*Objective*
Write out every line below that includes the word "него".

*Entries supplied*
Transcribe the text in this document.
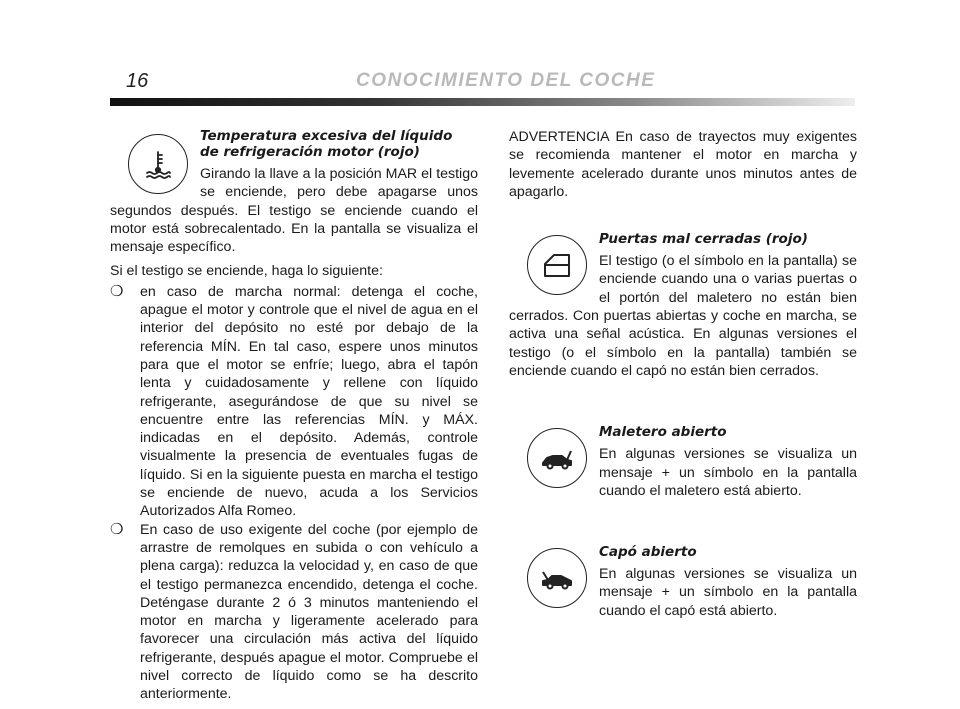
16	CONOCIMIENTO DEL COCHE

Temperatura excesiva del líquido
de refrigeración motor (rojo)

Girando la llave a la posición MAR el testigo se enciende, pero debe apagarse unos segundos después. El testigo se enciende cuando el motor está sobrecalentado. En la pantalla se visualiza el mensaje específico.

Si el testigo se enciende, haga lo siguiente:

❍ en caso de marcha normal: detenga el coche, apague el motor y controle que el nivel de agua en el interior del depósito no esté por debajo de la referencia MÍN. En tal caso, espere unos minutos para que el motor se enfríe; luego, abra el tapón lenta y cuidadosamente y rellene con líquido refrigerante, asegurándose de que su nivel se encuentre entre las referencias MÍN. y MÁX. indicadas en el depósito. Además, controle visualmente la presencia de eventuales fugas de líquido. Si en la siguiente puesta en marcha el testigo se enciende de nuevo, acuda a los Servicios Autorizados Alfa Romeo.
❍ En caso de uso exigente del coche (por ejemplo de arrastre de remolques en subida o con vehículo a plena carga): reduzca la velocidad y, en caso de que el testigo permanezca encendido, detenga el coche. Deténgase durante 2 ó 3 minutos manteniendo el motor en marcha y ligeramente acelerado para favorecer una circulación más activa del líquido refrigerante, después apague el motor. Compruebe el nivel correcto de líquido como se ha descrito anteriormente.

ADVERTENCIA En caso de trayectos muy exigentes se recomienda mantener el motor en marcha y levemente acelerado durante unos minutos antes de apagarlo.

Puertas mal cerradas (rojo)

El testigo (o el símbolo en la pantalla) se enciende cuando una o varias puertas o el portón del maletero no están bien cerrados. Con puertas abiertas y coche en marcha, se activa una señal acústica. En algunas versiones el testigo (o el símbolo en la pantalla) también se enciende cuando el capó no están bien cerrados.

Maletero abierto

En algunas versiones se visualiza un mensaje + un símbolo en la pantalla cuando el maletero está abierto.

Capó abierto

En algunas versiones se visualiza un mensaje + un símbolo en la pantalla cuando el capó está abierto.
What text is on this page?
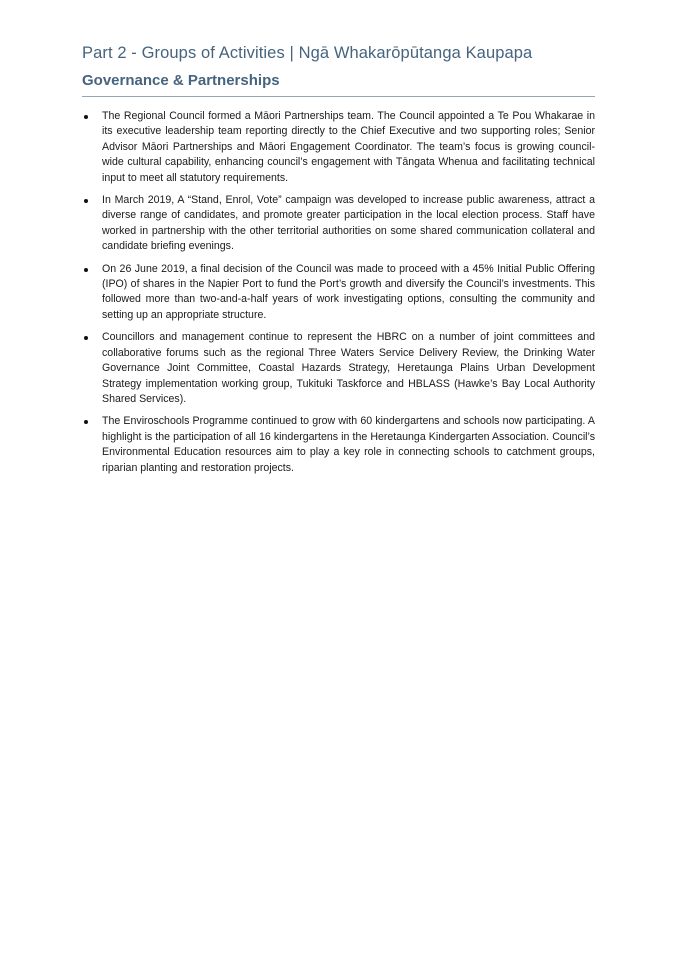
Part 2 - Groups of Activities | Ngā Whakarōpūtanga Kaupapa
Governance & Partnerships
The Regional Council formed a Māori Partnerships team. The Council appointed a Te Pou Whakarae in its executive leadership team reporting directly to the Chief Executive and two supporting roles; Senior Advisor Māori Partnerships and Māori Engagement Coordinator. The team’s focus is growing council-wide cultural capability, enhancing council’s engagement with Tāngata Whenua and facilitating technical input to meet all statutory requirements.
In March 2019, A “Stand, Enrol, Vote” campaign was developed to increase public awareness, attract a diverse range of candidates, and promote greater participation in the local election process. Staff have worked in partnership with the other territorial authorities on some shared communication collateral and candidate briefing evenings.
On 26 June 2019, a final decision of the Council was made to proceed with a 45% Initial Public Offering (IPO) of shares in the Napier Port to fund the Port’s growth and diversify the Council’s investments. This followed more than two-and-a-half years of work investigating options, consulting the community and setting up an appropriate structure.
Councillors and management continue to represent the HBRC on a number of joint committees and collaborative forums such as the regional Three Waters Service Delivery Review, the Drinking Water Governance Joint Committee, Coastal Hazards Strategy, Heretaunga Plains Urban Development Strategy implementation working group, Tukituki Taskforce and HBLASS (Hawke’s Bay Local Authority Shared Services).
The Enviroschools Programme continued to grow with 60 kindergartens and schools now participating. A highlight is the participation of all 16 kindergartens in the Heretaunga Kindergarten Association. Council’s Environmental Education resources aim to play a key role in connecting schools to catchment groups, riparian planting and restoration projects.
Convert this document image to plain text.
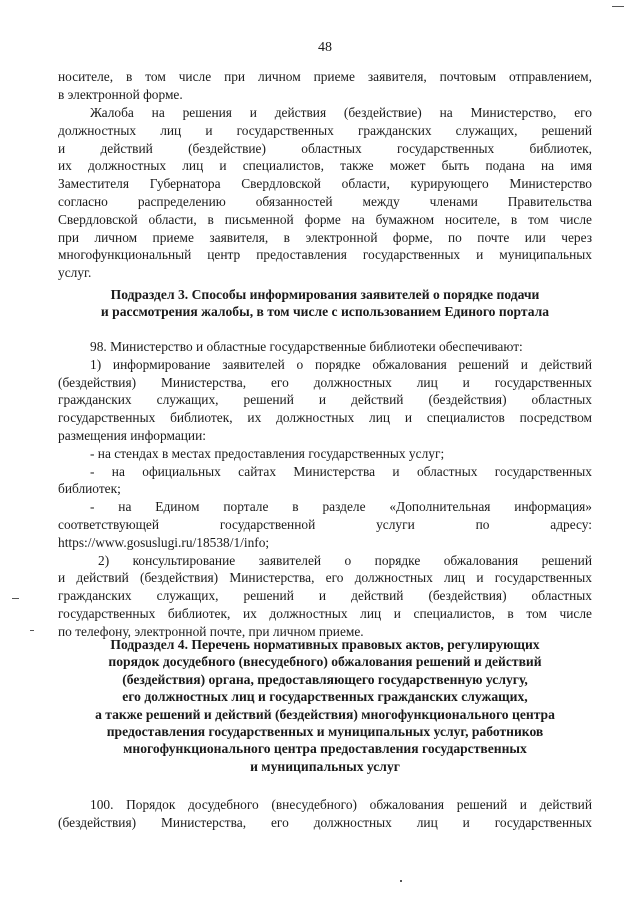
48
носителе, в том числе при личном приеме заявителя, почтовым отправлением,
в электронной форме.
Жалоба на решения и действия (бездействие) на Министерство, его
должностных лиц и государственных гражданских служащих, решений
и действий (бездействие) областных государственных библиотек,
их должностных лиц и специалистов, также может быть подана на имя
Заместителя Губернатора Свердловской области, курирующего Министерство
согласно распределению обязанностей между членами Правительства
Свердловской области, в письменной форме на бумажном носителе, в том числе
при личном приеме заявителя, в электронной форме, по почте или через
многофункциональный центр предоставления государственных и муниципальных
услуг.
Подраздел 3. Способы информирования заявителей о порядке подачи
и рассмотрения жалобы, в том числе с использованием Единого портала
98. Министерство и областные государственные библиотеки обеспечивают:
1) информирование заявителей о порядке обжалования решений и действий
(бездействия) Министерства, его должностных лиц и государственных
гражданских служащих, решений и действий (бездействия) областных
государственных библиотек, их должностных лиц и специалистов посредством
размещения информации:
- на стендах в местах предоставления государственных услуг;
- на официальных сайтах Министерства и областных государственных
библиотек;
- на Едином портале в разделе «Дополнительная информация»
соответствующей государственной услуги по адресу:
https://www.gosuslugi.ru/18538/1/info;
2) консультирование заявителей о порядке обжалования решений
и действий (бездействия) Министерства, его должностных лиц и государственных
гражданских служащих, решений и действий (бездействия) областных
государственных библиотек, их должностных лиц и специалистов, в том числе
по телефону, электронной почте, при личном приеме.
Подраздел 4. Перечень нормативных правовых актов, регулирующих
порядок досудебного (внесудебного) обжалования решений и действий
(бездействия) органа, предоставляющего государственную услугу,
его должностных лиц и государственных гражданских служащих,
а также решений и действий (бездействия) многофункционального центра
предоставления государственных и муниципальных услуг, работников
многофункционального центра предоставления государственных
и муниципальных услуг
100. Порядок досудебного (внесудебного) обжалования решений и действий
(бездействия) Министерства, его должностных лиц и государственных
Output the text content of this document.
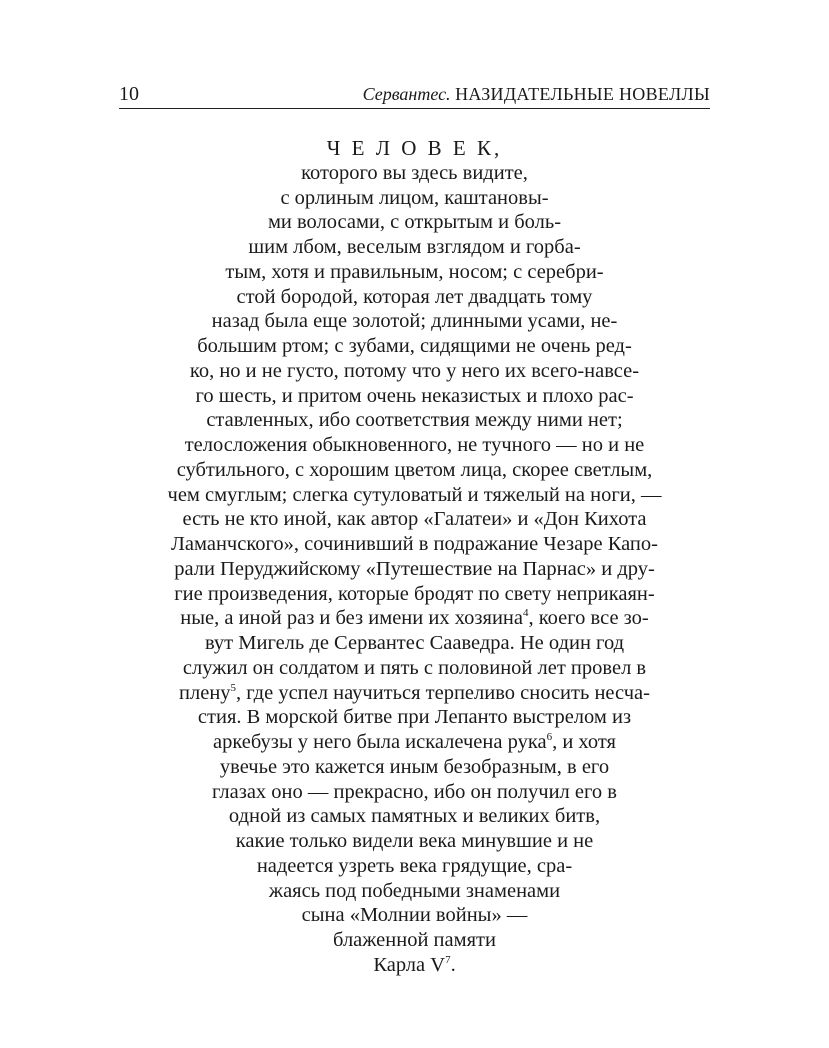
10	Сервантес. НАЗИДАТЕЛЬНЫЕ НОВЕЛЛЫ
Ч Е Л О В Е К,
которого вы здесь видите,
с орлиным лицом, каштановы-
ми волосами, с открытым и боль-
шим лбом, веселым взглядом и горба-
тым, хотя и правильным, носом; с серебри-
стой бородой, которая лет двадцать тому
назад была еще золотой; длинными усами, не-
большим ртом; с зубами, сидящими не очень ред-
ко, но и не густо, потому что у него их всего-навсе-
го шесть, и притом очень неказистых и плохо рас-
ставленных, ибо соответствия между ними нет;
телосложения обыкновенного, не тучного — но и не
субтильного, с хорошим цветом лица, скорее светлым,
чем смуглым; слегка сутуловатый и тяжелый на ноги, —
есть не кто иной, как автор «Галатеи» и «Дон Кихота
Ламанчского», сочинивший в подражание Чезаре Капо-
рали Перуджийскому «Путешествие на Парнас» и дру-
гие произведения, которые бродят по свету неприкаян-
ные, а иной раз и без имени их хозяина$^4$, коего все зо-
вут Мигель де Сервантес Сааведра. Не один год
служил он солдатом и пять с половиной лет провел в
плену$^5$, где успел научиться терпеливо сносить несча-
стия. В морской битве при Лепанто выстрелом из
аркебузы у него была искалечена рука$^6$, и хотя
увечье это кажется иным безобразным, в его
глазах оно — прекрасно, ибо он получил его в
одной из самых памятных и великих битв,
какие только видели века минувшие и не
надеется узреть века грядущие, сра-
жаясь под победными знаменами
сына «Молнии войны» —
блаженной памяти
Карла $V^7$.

*Result of this exercise*
ко, но и не густо, потому что у него их всего-навсе-
аркебузы у него была искалечена рука$^6$, и хотя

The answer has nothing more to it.